### THE TASK
Reproduce the instructions on testing an ETL task below word for word.

After the ETL task is deployed, you can send a test message to the source ApsaraMQ for Kafka topic to test whether the data can be processed by the configured function and sent to the destination topic.

  1. On the ETL Tasks page, find the ETL task that you created and click Test in the Actions column.

  2. In the Send Message panel, enter the information of the test message and click OK to send the test message.

    • In the Message Key field, enter the key of the test message. Example: demo.

    • In the Message Content field, enter the content of the test message. Example: {"key": "test"}.

    • Configure the Send to Specified Partition parameter to specify whether to send the test message to a specific partition.

      • If you want to send the test message to a specific partition, click Partition ID and enter a partition ID in the Yes field. Example: 0. For information about how to query partition IDs, see View partition status.

      • If you do not want to send the test message to a specific partition, click No.

### GIVEN DATA
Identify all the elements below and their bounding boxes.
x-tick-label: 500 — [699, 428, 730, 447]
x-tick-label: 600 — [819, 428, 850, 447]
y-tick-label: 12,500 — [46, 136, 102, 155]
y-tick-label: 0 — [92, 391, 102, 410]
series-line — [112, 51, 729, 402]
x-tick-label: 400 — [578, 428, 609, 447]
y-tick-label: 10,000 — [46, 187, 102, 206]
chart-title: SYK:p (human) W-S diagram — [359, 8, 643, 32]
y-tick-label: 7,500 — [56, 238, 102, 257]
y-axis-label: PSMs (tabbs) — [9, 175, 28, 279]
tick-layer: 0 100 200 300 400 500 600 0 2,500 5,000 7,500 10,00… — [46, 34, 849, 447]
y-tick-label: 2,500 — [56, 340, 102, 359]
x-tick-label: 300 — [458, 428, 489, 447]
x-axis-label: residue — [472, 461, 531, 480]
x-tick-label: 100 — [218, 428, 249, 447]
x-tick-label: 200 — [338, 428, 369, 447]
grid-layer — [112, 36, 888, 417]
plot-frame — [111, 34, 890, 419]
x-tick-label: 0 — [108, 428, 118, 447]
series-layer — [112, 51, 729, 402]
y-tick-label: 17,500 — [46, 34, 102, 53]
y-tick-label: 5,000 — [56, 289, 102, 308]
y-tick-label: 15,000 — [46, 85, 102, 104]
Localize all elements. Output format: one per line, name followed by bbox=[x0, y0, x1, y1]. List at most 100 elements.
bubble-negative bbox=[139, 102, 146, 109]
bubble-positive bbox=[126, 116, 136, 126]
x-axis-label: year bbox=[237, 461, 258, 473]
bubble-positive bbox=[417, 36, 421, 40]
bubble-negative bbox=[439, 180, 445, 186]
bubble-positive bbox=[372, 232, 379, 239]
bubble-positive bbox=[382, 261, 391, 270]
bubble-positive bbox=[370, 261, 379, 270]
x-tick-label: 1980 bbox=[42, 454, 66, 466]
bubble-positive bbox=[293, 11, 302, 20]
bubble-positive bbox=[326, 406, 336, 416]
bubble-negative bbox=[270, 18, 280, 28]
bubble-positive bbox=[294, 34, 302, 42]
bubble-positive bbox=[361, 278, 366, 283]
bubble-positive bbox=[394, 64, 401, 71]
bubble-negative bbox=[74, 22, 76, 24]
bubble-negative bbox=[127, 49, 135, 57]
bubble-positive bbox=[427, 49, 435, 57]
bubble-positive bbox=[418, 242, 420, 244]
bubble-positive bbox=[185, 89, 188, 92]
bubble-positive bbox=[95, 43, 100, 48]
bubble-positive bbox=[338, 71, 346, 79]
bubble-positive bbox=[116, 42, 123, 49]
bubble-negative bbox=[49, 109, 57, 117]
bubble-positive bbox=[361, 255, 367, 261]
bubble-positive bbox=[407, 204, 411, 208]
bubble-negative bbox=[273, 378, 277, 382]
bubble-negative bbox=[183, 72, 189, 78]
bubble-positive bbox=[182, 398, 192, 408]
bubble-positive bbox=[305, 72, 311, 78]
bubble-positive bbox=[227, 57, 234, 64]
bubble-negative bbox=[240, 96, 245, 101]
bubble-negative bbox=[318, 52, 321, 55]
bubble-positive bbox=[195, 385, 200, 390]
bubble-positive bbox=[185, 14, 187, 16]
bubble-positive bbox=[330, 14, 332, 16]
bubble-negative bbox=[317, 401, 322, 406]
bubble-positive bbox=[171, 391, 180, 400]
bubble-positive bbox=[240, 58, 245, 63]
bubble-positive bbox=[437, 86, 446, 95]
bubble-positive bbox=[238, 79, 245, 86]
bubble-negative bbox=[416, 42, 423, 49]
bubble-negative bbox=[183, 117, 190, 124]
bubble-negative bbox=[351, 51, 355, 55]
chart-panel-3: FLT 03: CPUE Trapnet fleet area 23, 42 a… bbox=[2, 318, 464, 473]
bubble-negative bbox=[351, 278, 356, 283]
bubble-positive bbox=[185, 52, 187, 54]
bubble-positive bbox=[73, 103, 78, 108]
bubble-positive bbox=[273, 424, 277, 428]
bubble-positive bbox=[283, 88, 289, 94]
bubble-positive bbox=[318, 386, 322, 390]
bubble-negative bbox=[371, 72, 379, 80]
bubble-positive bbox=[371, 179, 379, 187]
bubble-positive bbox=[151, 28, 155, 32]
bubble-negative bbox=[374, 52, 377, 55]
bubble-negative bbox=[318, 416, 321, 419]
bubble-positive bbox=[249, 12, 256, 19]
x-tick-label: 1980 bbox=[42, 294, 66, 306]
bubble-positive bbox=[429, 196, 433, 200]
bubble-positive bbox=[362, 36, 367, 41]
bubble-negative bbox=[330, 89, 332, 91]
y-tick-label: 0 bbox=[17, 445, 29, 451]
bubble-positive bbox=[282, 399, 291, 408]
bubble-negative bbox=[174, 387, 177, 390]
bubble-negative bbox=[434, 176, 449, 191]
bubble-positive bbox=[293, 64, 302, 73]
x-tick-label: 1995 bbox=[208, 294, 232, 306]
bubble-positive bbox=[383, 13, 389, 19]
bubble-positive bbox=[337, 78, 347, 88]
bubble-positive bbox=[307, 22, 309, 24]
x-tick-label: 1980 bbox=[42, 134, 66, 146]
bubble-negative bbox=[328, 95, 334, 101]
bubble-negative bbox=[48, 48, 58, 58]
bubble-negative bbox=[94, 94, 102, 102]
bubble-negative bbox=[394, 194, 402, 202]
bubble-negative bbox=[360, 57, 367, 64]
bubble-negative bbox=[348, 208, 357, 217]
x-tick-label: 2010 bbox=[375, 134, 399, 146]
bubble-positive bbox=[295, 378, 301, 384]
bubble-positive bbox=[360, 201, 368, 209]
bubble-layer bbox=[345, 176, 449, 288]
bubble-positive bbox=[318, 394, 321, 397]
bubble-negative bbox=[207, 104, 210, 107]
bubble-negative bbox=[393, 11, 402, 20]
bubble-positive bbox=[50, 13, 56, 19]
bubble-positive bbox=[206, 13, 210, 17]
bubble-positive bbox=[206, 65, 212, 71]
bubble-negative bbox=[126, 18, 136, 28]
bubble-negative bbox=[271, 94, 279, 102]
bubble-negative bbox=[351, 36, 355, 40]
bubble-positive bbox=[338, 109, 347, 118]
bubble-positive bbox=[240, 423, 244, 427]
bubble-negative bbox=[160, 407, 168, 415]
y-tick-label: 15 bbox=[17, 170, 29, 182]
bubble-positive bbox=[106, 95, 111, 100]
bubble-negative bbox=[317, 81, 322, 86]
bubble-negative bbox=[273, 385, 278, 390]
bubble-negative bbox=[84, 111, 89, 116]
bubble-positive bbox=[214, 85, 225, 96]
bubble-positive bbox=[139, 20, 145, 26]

### REPLY TO THE TASK
After the ETL task is deployed, you can send a test message to the source ApsaraMQ for Kafka topic to test whether the data can be processed by the configured function and sent to the destination topic.

  1. On the ETL Tasks page, find the ETL task that you created and click Test in the Actions column.

  2. In the Send Message panel, enter the information of the test message and click OK to send the test message.

    • In the Message Key field, enter the key of the test message. Example: demo.

    • In the Message Content field, enter the content of the test message. Example: {"key": "test"}.

    • Configure the Send to Specified Partition parameter to specify whether to send the test message to a specific partition.

      • If you want to send the test message to a specific partition, click Partition ID and enter a partition ID in the Yes field. Example: 0. For information about how to query partition IDs, see View partition status.

      • If you do not want to send the test message to a specific partition, click No.